* START Data section *

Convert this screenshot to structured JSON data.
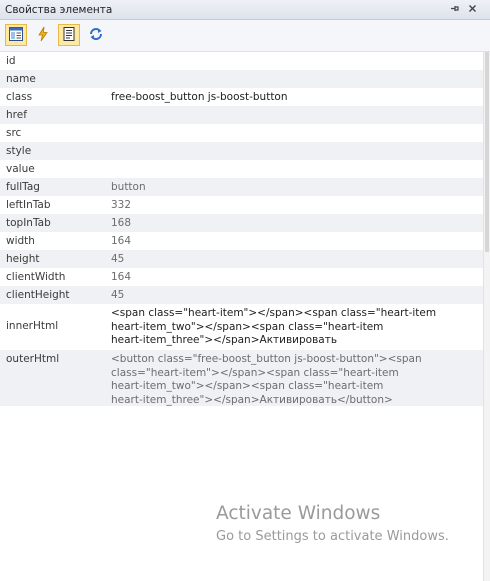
{
  "window": {
    "title": "Свойства элемента",
    "pin_icon": "pin-icon",
    "close_icon": "close-icon"
  },
  "toolbar": {
    "buttons": [
      {
        "icon": "properties-panel-icon",
        "active": true
      },
      {
        "icon": "lightning-icon",
        "active": false
      },
      {
        "icon": "page-icon",
        "active": true
      },
      {
        "icon": "refresh-icon",
        "active": false
      }
    ]
  },
  "properties": [
    {
      "key": "id",
      "value": ""
    },
    {
      "key": "name",
      "value": ""
    },
    {
      "key": "class",
      "value": "free-boost_button js-boost-button"
    },
    {
      "key": "href",
      "value": ""
    },
    {
      "key": "src",
      "value": ""
    },
    {
      "key": "style",
      "value": ""
    },
    {
      "key": "value",
      "value": ""
    },
    {
      "key": "fullTag",
      "value": "button"
    },
    {
      "key": "leftInTab",
      "value": "332"
    },
    {
      "key": "topInTab",
      "value": "168"
    },
    {
      "key": "width",
      "value": "164"
    },
    {
      "key": "height",
      "value": "45"
    },
    {
      "key": "clientWidth",
      "value": "164"
    },
    {
      "key": "clientHeight",
      "value": "45"
    },
    {
      "key": "innerHtml",
      "value": "<span class=\"heart-item\"></span><span class=\"heart-item\nheart-item_two\"></span><span class=\"heart-item\nheart-item_three\"></span>Активировать"
    },
    {
      "key": "outerHtml",
      "value": "<button class=\"free-boost_button js-boost-button\"><span\nclass=\"heart-item\"></span><span class=\"heart-item\nheart-item_two\"></span><span class=\"heart-item\nheart-item_three\"></span>Активировать</button>"
    }
  ],
  "watermark": {
    "line1": "Activate Windows",
    "line2": "Go to Settings to activate Windows."
  }
}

* END Data section *

Reproduce the data verbatim. Do not carry any picture into the copy.

#### Solution for this exercise:
Convert this screenshot to structured JSON data.
{
  "window": {
    "title": "Свойства элемента",
    "pin_icon": "pin-icon",
    "close_icon": "close-icon"
  },
  "toolbar": {
    "buttons": [
      {
        "icon": "properties-panel-icon",
        "active": true
      },
      {
        "icon": "lightning-icon",
        "active": false
      },
      {
        "icon": "page-icon",
        "active": true
      },
      {
        "icon": "refresh-icon",
        "active": false
      }
    ]
  },
  "properties": [
    {
      "key": "id",
      "value": ""
    },
    {
      "key": "name",
      "value": ""
    },
    {
      "key": "class",
      "value": "free-boost_button js-boost-button"
    },
    {
      "key": "href",
      "value": ""
    },
    {
      "key": "src",
      "value": ""
    },
    {
      "key": "style",
      "value": ""
    },
    {
      "key": "value",
      "value": ""
    },
    {
      "key": "fullTag",
      "value": "button"
    },
    {
      "key": "leftInTab",
      "value": "332"
    },
    {
      "key": "topInTab",
      "value": "168"
    },
    {
      "key": "width",
      "value": "164"
    },
    {
      "key": "height",
      "value": "45"
    },
    {
      "key": "clientWidth",
      "value": "164"
    },
    {
      "key": "clientHeight",
      "value": "45"
    },
    {
      "key": "innerHtml",
      "value": "<span class=\"heart-item\"></span><span class=\"heart-item\nheart-item_two\"></span><span class=\"heart-item\nheart-item_three\"></span>Активировать"
    },
    {
      "key": "outerHtml",
      "value": "<button class=\"free-boost_button js-boost-button\"><span\nclass=\"heart-item\"></span><span class=\"heart-item\nheart-item_two\"></span><span class=\"heart-item\nheart-item_three\"></span>Активировать</button>"
    }
  ],
  "watermark": {
    "line1": "Activate Windows",
    "line2": "Go to Settings to activate Windows."
  }
}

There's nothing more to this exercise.